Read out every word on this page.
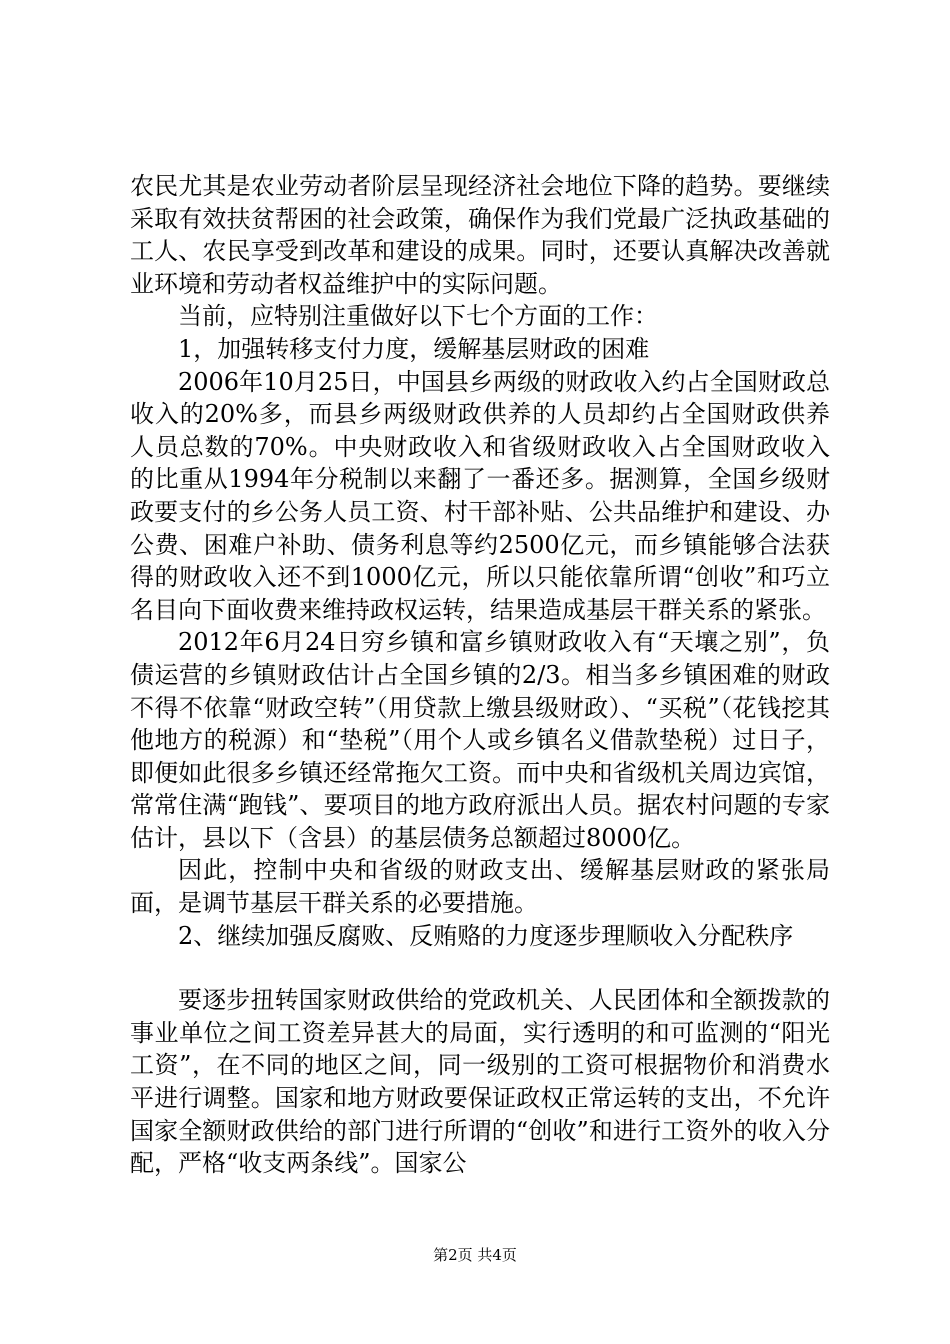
农民尤其是农业劳动者阶层呈现经济社会地位下降的趋势。要继续采取有效扶贫帮困的社会政策，确保作为我们党最广泛执政基础的工人、农民享受到改革和建设的成果。同时，还要认真解决改善就业环境和劳动者权益维护中的实际问题。

当前，应特别注重做好以下七个方面的工作：

1，加强转移支付力度，缓解基层财政的困难

2006年10月25日，中国县乡两级的财政收入约占全国财政总收入的20%多，而县乡两级财政供养的人员却约占全国财政供养人员总数的70%。中央财政收入和省级财政收入占全国财政收入的比重从1994年分税制以来翻了一番还多。据测算，全国乡级财政要支付的乡公务人员工资、村干部补贴、公共品维护和建设、办公费、困难户补助、债务利息等约2500亿元，而乡镇能够合法获得的财政收入还不到1000亿元，所以只能依靠所谓“创收”和巧立名目向下面收费来维持政权运转，结果造成基层干群关系的紧张。

2012年6月24日穷乡镇和富乡镇财政收入有“天壤之别”，负债运营的乡镇财政估计占全国乡镇的2/3。相当多乡镇困难的财政不得不依靠“财政空转”（用贷款上缴县级财政）、“买税”（花钱挖其他地方的税源）和“垫税”（用个人或乡镇名义借款垫税）过日子，即便如此很多乡镇还经常拖欠工资。而中央和省级机关周边宾馆，常常住满“跑钱”、要项目的地方政府派出人员。据农村问题的专家估计，县以下（含县）的基层债务总额超过8000亿。

因此，控制中央和省级的财政支出、缓解基层财政的紧张局面，是调节基层干群关系的必要措施。

2、继续加强反腐败、反贿赂的力度逐步理顺收入分配秩序

要逐步扭转国家财政供给的党政机关、人民团体和全额拨款的事业单位之间工资差异甚大的局面，实行透明的和可监测的“阳光工资”，在不同的地区之间，同一级别的工资可根据物价和消费水平进行调整。国家和地方财政要保证政权正常运转的支出，不允许国家全额财政供给的部门进行所谓的“创收”和进行工资外的收入分配，严格“收支两条线”。国家公

第2页 共4页
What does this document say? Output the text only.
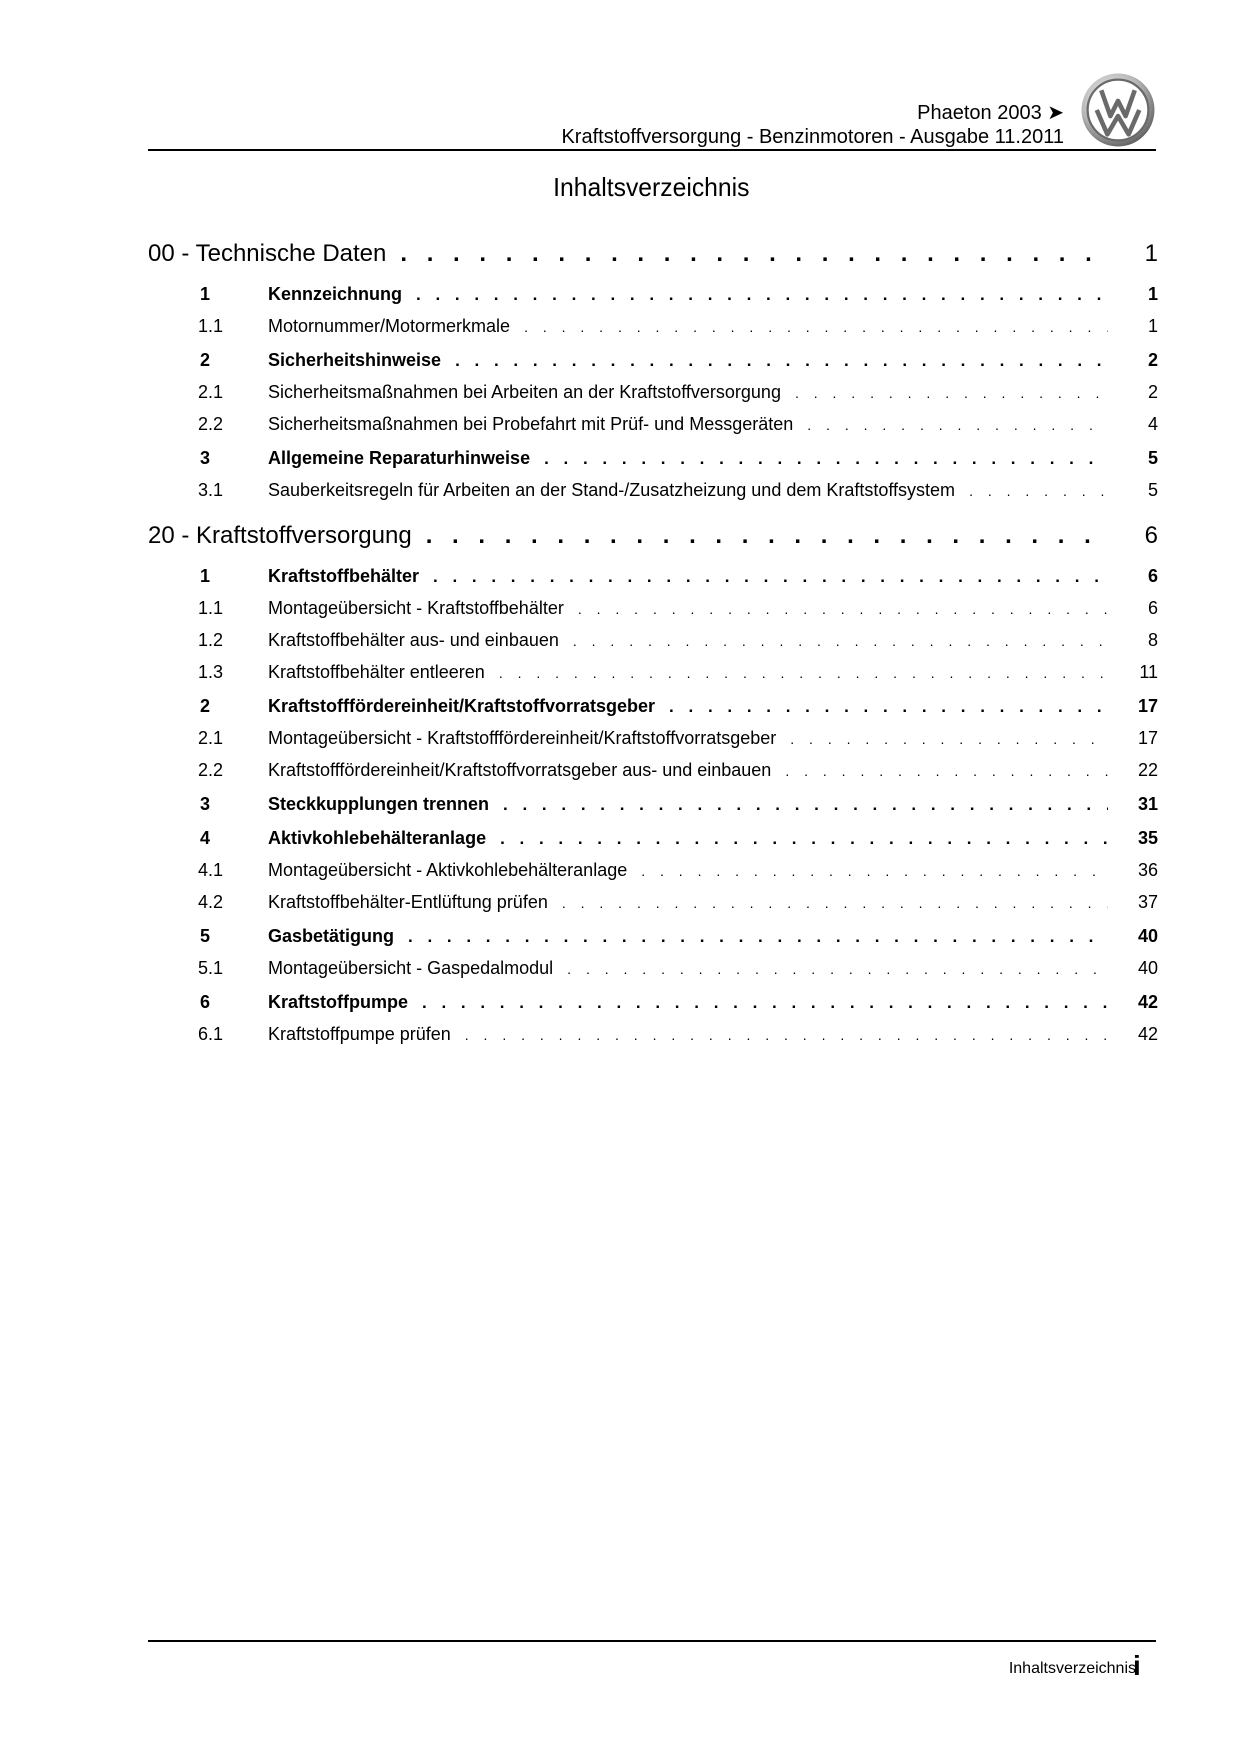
Phaeton 2003 ➤
Kraftstoffversorgung - Benzinmotoren - Ausgabe 11.2011
Inhaltsverzeichnis
00 - Technische Daten . . .	1
1	Kennzeichnung . . .	1
1.1	Motornummer/Motormerkmale . . .	1
2	Sicherheitshinweise . . .	2
2.1	Sicherheitsmaßnahmen bei Arbeiten an der Kraftstoffversorgung . . .	2
2.2	Sicherheitsmaßnahmen bei Probefahrt mit Prüf- und Messgeräten . . .	4
3	Allgemeine Reparaturhinweise . . .	5
3.1	Sauberkeitsregeln für Arbeiten an der Stand-/Zusatzheizung und dem Kraftstoffsystem . . .	5
20 - Kraftstoffversorgung . . .	6
1	Kraftstoffbehälter . . .	6
1.1	Montageübersicht - Kraftstoffbehälter . . .	6
1.2	Kraftstoffbehälter aus- und einbauen . . .	8
1.3	Kraftstoffbehälter entleeren . . .	11
2	Kraftstofffördereinheit/Kraftstoffvorratsgeber . . .	17
2.1	Montageübersicht - Kraftstofffördereinheit/Kraftstoffvorratsgeber . . .	17
2.2	Kraftstofffördereinheit/Kraftstoffvorratsgeber aus- und einbauen . . .	22
3	Steckkupplungen trennen . . .	31
4	Aktivkohlebehälteranlage . . .	35
4.1	Montageübersicht - Aktivkohlebehälteranlage . . .	36
4.2	Kraftstoffbehälter-Entlüftung prüfen . . .	37
5	Gasbetätigung . . .	40
5.1	Montageübersicht - Gaspedalmodul . . .	40
6	Kraftstoffpumpe . . .	42
6.1	Kraftstoffpumpe prüfen . . .	42
Inhaltsverzeichnis
i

§ §

YOUR GOAL: Look through the listing above. Pick out each line with "Sicherheitsmaßnahmen" and copy it.

REPLY TO THE EXERCISE:
2.1	Sicherheitsmaßnahmen bei Arbeiten an der Kraftstoffversorgung . . .	2
2.2	Sicherheitsmaßnahmen bei Probefahrt mit Prüf- und Messgeräten . . .	4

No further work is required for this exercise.